> SET PROBLEM
Starting with the line that holds "Output a JSON", repeat each line through the last one below, exactly. Pictures stay out.

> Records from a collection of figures
------------------------------------------------------------------------
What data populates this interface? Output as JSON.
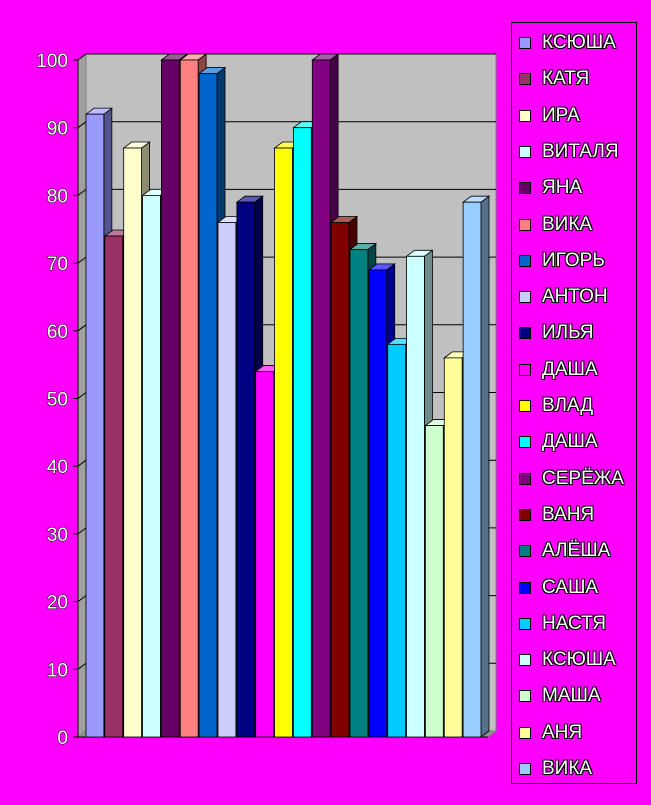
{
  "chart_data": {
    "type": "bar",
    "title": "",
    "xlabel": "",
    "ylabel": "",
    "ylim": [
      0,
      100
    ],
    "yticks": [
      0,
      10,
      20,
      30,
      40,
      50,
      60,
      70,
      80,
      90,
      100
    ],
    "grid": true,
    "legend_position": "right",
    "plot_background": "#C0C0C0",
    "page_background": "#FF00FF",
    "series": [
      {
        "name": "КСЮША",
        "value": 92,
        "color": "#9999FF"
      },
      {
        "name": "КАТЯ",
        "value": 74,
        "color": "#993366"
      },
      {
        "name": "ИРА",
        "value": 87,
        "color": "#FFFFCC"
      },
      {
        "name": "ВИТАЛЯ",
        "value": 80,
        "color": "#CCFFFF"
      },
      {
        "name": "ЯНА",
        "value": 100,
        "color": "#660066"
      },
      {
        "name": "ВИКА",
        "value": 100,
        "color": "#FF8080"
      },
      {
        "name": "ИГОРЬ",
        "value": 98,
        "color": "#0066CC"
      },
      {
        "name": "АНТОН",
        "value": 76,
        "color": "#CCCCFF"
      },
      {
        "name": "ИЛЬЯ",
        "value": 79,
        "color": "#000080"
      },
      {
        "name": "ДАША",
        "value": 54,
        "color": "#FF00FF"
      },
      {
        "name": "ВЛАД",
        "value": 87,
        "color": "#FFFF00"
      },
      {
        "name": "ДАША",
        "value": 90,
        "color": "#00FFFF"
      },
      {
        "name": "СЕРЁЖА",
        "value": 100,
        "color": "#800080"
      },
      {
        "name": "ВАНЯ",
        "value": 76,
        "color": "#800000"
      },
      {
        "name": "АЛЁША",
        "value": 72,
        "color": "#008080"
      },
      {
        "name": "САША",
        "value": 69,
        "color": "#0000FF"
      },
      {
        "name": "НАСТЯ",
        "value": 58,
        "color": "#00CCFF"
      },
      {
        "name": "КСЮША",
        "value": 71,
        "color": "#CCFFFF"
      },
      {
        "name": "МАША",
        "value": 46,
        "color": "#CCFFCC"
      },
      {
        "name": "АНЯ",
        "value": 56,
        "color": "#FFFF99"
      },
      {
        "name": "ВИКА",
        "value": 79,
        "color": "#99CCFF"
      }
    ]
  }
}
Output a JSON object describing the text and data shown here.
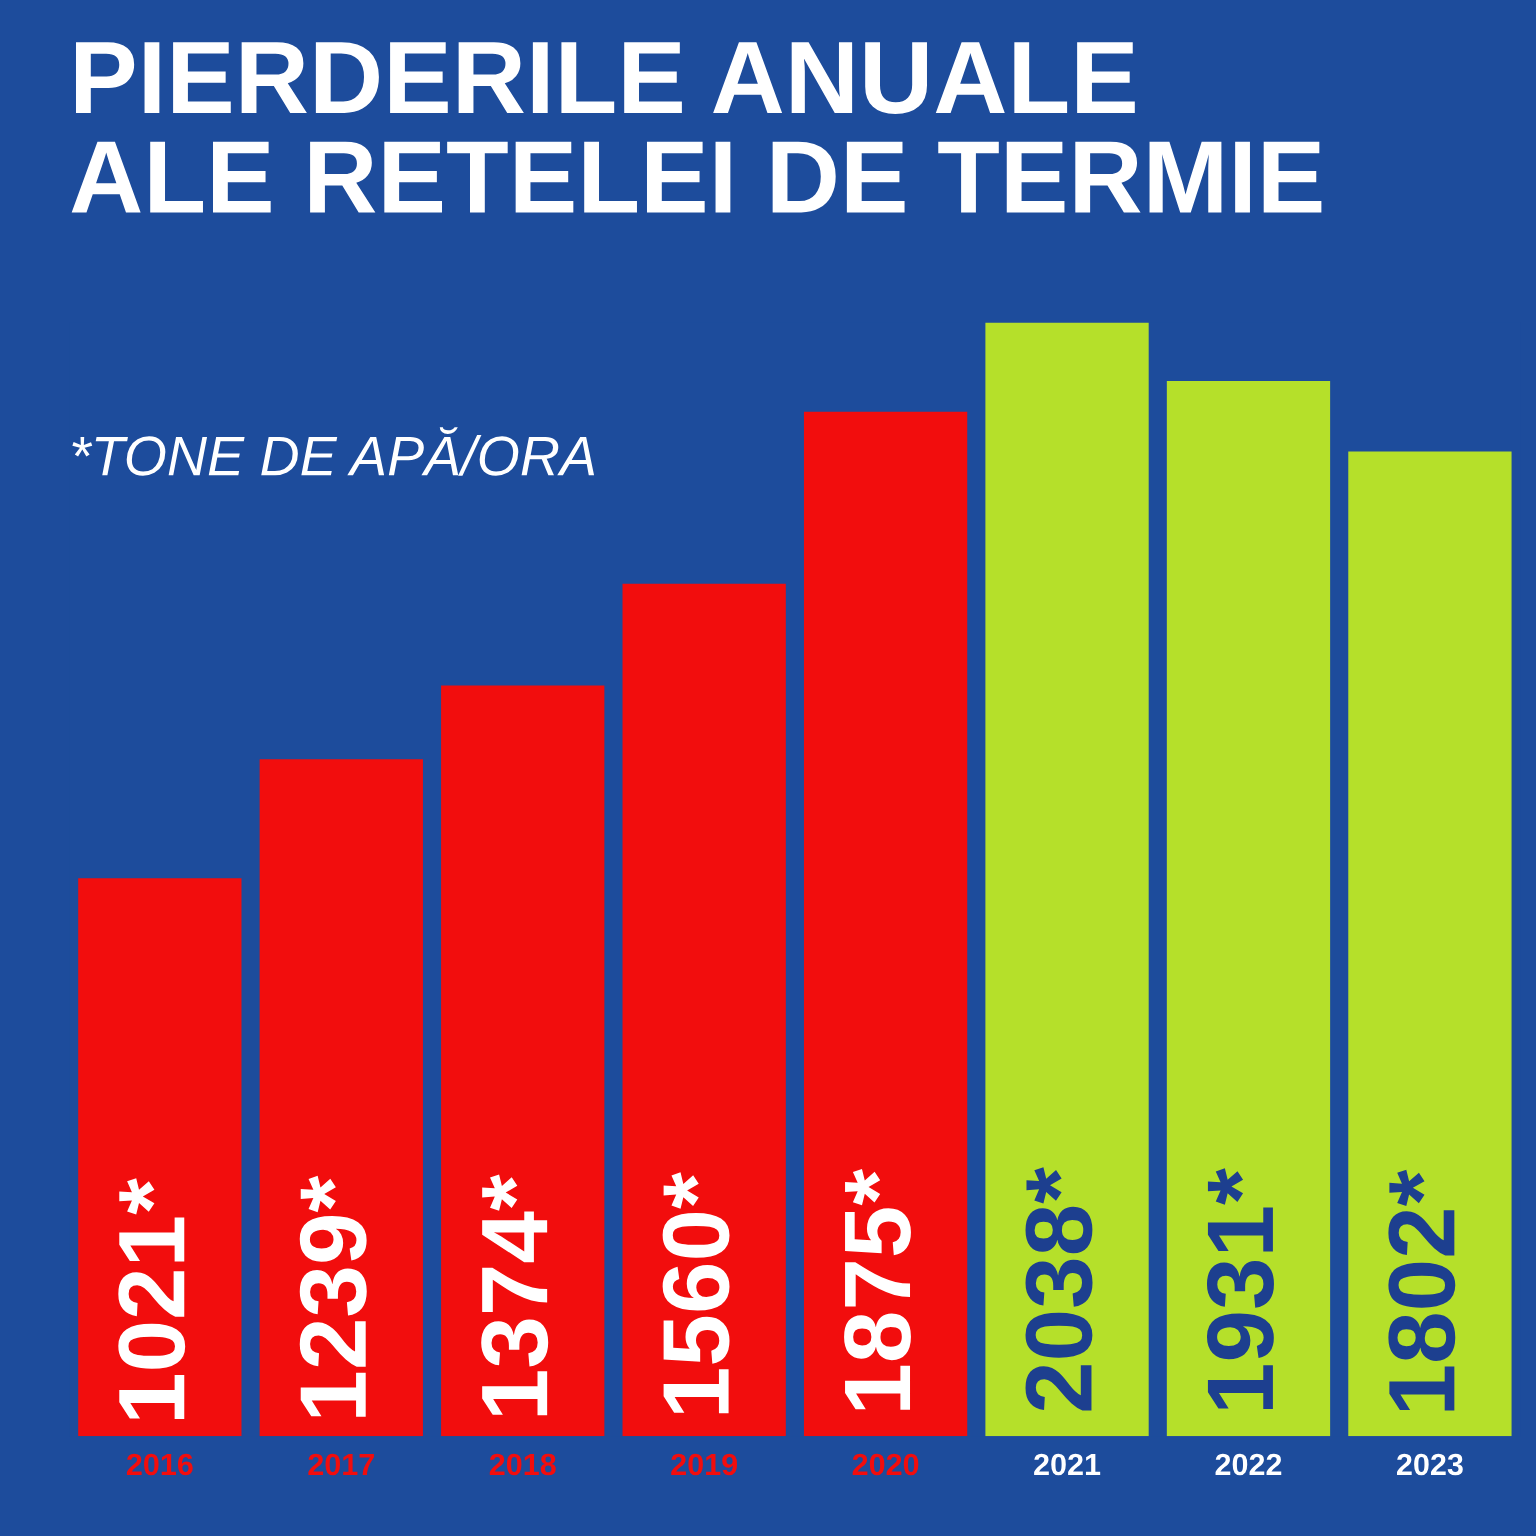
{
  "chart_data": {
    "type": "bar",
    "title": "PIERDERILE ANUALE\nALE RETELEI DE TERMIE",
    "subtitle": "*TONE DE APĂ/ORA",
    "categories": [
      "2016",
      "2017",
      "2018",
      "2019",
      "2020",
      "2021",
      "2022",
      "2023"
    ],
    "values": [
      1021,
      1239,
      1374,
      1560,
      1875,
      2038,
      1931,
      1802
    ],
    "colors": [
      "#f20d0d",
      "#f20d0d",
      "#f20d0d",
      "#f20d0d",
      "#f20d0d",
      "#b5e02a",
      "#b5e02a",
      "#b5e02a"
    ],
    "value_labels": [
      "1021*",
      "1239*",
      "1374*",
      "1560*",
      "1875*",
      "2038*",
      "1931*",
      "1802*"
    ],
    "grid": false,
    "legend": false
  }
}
------------------------------------------------------------------------
> EXERCISE ANSWER
Output a JSON object describing the text and data shown here.
{
  "chart_data": {
    "type": "bar",
    "title": "PIERDERILE ANUALE\nALE RETELEI DE TERMIE",
    "subtitle": "*TONE DE APĂ/ORA",
    "categories": [
      "2016",
      "2017",
      "2018",
      "2019",
      "2020",
      "2021",
      "2022",
      "2023"
    ],
    "values": [
      1021,
      1239,
      1374,
      1560,
      1875,
      2038,
      1931,
      1802
    ],
    "colors": [
      "#f20d0d",
      "#f20d0d",
      "#f20d0d",
      "#f20d0d",
      "#f20d0d",
      "#b5e02a",
      "#b5e02a",
      "#b5e02a"
    ],
    "value_labels": [
      "1021*",
      "1239*",
      "1374*",
      "1560*",
      "1875*",
      "2038*",
      "1931*",
      "1802*"
    ],
    "grid": false,
    "legend": false
  }
}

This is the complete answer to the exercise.